Brief:
List every line below containing "color".

Data shown:
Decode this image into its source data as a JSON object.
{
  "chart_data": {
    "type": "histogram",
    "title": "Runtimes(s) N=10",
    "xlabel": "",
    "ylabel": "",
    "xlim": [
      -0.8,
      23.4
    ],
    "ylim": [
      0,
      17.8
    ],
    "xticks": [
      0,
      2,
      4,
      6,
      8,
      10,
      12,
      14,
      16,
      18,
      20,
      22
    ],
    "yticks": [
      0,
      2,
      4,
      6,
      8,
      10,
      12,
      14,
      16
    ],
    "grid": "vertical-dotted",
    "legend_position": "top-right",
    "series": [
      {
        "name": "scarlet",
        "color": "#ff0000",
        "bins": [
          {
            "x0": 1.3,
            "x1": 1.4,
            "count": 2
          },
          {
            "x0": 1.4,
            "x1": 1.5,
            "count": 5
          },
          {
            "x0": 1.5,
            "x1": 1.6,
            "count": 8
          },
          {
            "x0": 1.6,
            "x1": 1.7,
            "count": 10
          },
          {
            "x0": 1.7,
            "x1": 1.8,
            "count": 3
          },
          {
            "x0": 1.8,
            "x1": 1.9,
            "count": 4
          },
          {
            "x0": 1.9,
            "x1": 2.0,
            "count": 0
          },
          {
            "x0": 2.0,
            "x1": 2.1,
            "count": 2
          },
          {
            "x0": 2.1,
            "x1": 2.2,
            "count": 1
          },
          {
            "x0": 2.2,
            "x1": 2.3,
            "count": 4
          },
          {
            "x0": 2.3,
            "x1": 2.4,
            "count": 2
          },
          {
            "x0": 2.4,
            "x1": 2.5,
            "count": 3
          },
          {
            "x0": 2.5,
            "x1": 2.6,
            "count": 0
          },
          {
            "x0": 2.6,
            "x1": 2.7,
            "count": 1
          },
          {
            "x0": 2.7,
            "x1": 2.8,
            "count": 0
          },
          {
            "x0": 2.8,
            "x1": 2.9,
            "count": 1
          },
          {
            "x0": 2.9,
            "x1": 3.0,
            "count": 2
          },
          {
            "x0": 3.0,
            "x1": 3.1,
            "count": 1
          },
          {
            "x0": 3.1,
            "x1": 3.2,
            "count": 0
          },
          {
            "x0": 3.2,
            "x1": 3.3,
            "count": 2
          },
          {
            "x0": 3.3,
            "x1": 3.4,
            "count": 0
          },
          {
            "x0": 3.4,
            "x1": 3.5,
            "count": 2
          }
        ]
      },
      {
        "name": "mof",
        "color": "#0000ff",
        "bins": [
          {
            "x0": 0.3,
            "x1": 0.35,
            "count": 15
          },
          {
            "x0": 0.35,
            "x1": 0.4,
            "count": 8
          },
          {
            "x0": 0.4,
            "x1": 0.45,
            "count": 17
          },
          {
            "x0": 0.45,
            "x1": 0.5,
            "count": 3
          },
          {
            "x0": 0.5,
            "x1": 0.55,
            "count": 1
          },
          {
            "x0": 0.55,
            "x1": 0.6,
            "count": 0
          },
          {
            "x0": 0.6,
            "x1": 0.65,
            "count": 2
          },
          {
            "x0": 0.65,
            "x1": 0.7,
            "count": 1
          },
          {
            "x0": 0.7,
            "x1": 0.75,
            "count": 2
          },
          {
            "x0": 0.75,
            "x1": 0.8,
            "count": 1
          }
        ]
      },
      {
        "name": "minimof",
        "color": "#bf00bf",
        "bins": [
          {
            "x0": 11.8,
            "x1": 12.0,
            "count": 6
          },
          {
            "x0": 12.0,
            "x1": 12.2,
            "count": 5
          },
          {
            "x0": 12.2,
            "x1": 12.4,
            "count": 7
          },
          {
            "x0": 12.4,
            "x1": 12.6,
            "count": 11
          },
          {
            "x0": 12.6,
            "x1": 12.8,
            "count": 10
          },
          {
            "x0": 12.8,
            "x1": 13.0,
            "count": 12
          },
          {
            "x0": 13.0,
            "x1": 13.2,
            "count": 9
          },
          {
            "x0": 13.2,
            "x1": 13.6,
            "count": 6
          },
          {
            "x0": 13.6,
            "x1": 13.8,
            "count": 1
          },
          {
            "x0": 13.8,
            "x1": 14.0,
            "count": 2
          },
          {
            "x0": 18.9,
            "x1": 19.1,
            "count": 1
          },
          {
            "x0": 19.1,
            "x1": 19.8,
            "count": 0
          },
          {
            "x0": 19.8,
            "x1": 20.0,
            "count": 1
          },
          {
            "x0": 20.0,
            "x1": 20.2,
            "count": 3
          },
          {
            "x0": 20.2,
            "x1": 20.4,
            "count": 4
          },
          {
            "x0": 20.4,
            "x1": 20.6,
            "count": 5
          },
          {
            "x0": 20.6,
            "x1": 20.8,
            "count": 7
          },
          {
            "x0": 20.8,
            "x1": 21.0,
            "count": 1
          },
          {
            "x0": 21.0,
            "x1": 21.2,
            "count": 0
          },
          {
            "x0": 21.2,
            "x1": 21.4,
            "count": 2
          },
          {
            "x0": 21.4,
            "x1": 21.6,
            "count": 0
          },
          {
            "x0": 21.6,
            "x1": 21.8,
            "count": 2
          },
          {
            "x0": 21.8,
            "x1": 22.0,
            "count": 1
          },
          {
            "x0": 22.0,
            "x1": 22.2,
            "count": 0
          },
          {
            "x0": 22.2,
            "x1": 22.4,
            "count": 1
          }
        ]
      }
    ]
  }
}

Reply:
        "color": "#ff0000",
        "color": "#0000ff",
        "color": "#bf00bf",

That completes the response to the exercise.